Output the material word for word. Leave each picture out.

───── Excerpted records

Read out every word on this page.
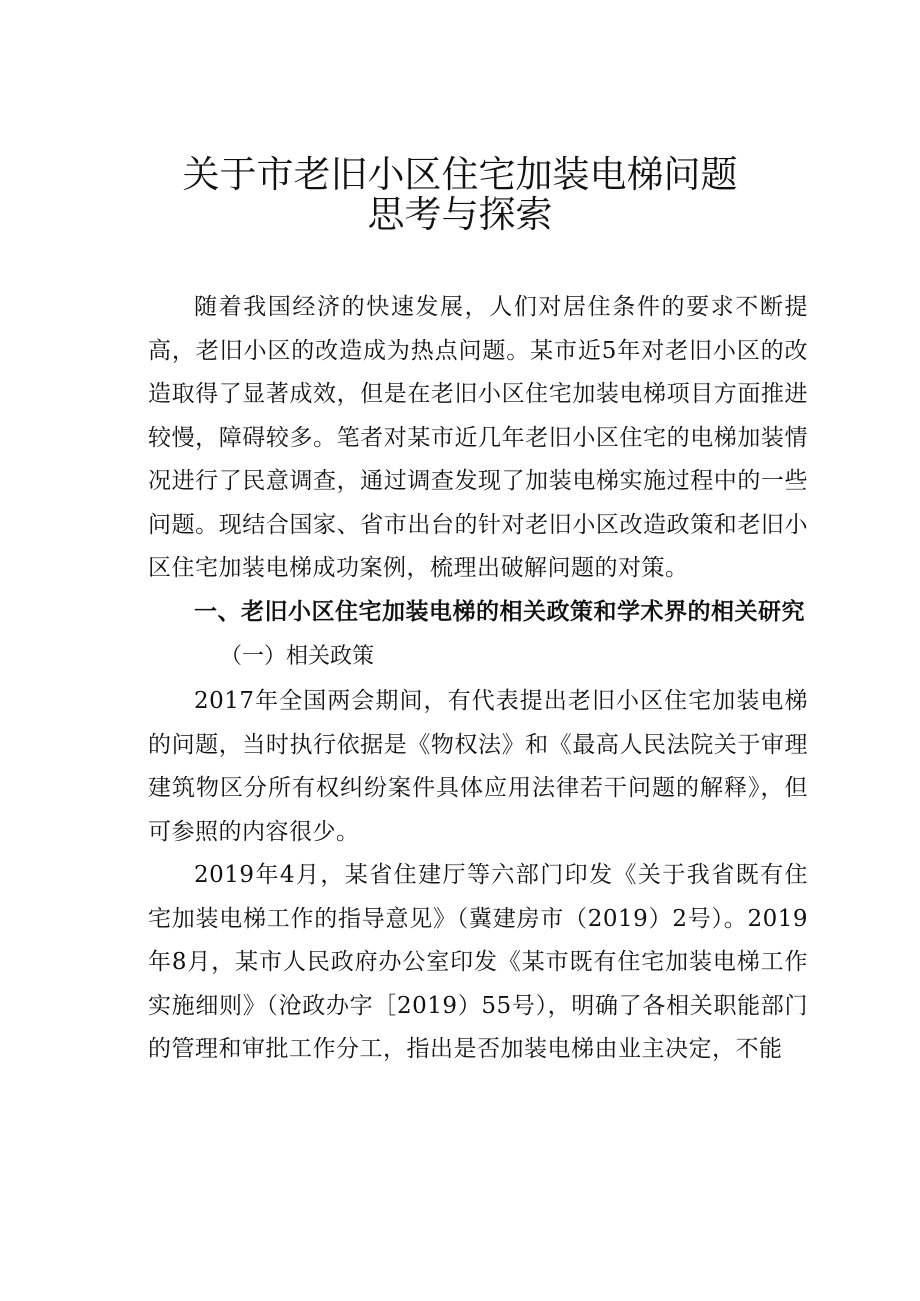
关于市老旧小区住宅加装电梯问题
思考与探索

随着我国经济的快速发展，人们对居住条件的要求不断提高，老旧小区的改造成为热点问题。某市近5年对老旧小区的改造取得了显著成效，但是在老旧小区住宅加装电梯项目方面推进较慢，障碍较多。笔者对某市近几年老旧小区住宅的电梯加装情况进行了民意调查，通过调查发现了加装电梯实施过程中的一些问题。现结合国家、省市出台的针对老旧小区改造政策和老旧小区住宅加装电梯成功案例，梳理出破解问题的对策。

一、老旧小区住宅加装电梯的相关政策和学术界的相关研究

（一）相关政策

2017年全国两会期间，有代表提出老旧小区住宅加装电梯的问题，当时执行依据是《物权法》和《最高人民法院关于审理建筑物区分所有权纠纷案件具体应用法律若干问题的解释》，但可参照的内容很少。

2019年4月，某省住建厅等六部门印发《关于我省既有住宅加装电梯工作的指导意见》（冀建房市（2019）2号）。2019年8月，某市人民政府办公室印发《某市既有住宅加装电梯工作实施细则》（沧政办字［2019）55号），明确了各相关职能部门的管理和审批工作分工，指出是否加装电梯由业主决定，不能
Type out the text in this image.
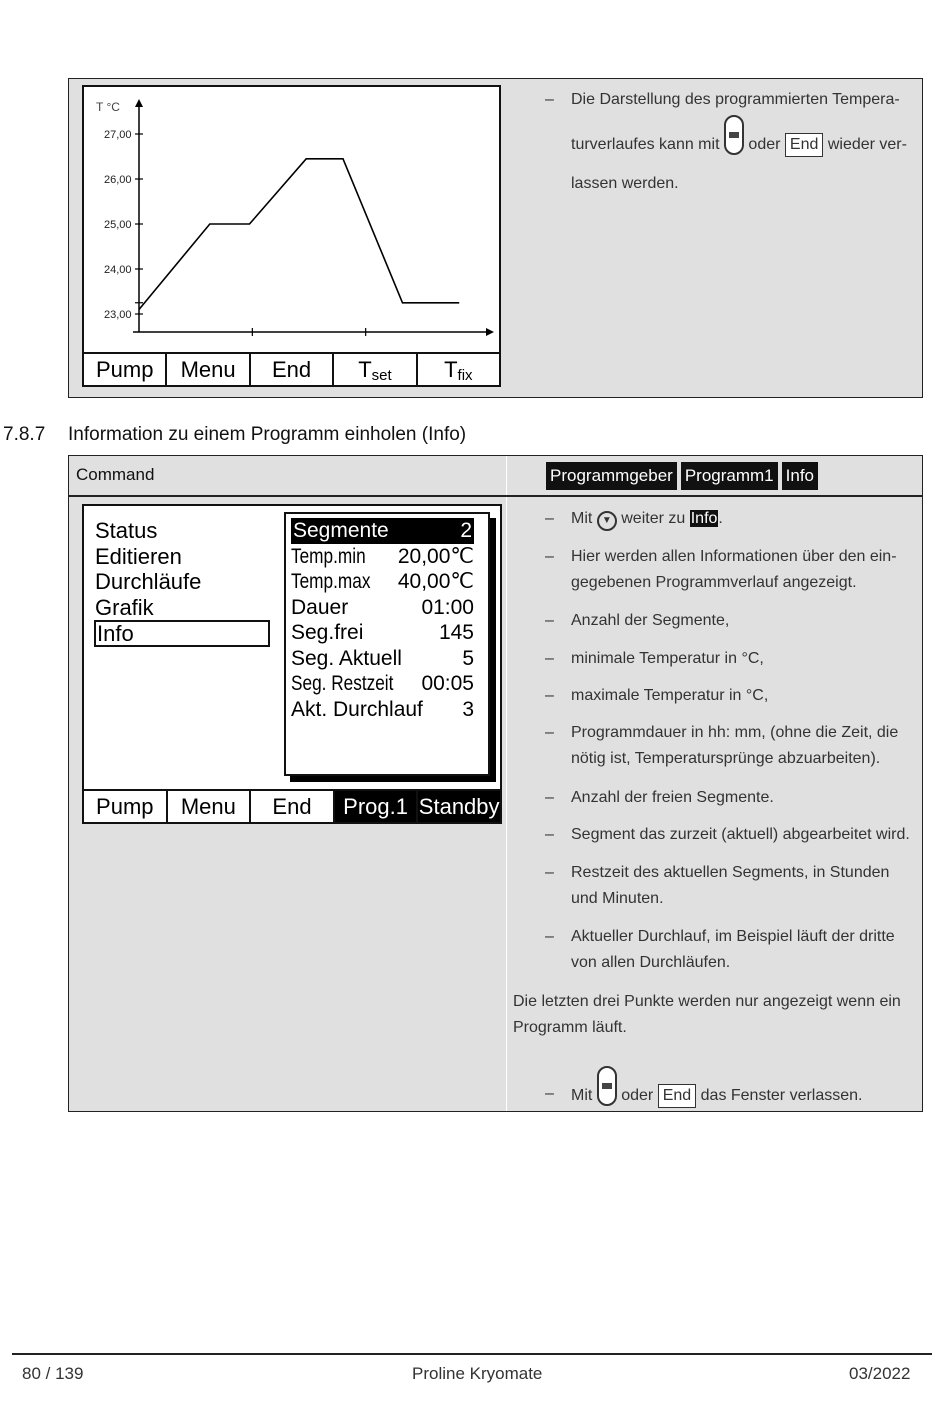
T °C
27,00
26,00
25,00
24,00
23,00
Pump	Menu	End	$T_{set}$	$T_{fix}$
–	Die Darstellung des programmierten Tempera-
turverlaufes kann mit oder End wieder ver-
lassen werden.
7.8.7 Information zu einem Programm einholen (Info)
Command	Programmgeber Programm1 Info
Status
Editieren
Durchläufe
Grafik
Info
Segmente	2
Temp.min 20,00℃
Temp.max 40,00℃
Dauer	01:00
Seg.frei	145
Seg. Aktuell	5
Seg. Restzeit 00:05
Akt. Durchlauf 3
Pump	Menu	End	Prog.1 Standby
–	Mit ▼ weiter zu Info.
–	Hier werden allen Informationen über den ein- gegebenen Programmverlauf angezeigt.
–	Anzahl der Segmente,
–	minimale Temperatur in °C,
–	maximale Temperatur in °C,
–	Programmdauer in hh: mm, (ohne die Zeit, die nötig ist, Temperatursprünge abzuarbeiten).
–	Anzahl der freien Segmente.
–	Segment das zurzeit (aktuell) abgearbeitet wird.
–	Restzeit des aktuellen Segments, in Stunden und Minuten.
–	Aktueller Durchlauf, im Beispiel läuft der dritte von allen Durchläufen.
Die letzten drei Punkte werden nur angezeigt wenn ein Programm läuft.
–	Mit oder End das Fenster verlassen.
80 / 139	Proline Kryomate	03/2022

──────────

Solution for this exercise>
Read out every word on this page.
关于市老旧小区住宅加装电梯问题
思考与探索

随着我国经济的快速发展，人们对居住条件的要求不断提高，老旧小区的改造成为热点问题。某市近5年对老旧小区的改造取得了显著成效，但是在老旧小区住宅加装电梯项目方面推进较慢，障碍较多。笔者对某市近几年老旧小区住宅的电梯加装情况进行了民意调查，通过调查发现了加装电梯实施过程中的一些问题。现结合国家、省市出台的针对老旧小区改造政策和老旧小区住宅加装电梯成功案例，梳理出破解问题的对策。

一、老旧小区住宅加装电梯的相关政策和学术界的相关研究

（一）相关政策

2017年全国两会期间，有代表提出老旧小区住宅加装电梯的问题，当时执行依据是《物权法》和《最高人民法院关于审理建筑物区分所有权纠纷案件具体应用法律若干问题的解释》，但可参照的内容很少。

2019年4月，某省住建厅等六部门印发《关于我省既有住宅加装电梯工作的指导意见》（冀建房市（2019）2号）。2019年8月，某市人民政府办公室印发《某市既有住宅加装电梯工作实施细则》（沧政办字［2019）55号），明确了各相关职能部门的管理和审批工作分工，指出是否加装电梯由业主决定，不能
Type out the text in this image.
T °C
27,00
26,00
25,00
24,00
23,00
Pump	Menu	End	$T_{set}$	$T_{fix}$
–	Die Darstellung des programmierten Tempera-
turverlaufes kann mit oder End wieder ver-
lassen werden.
7.8.7 Information zu einem Programm einholen (Info)
Command	Programmgeber Programm1 Info
Status
Editieren
Durchläufe
Grafik
Info
Segmente	2
Temp.min 20,00℃
Temp.max 40,00℃
Dauer	01:00
Seg.frei	145
Seg. Aktuell	5
Seg. Restzeit 00:05
Akt. Durchlauf 3
Pump	Menu	End	Prog.1 Standby
–	Mit ▼ weiter zu Info.
–	Hier werden allen Informationen über den ein- gegebenen Programmverlauf angezeigt.
–	Anzahl der Segmente,
–	minimale Temperatur in °C,
–	maximale Temperatur in °C,
–	Programmdauer in hh: mm, (ohne die Zeit, die nötig ist, Temperatursprünge abzuarbeiten).
–	Anzahl der freien Segmente.
–	Segment das zurzeit (aktuell) abgearbeitet wird.
–	Restzeit des aktuellen Segments, in Stunden und Minuten.
–	Aktueller Durchlauf, im Beispiel läuft der dritte von allen Durchläufen.
Die letzten drei Punkte werden nur angezeigt wenn ein Programm läuft.
–	Mit oder End das Fenster verlassen.
80 / 139	Proline Kryomate	03/2022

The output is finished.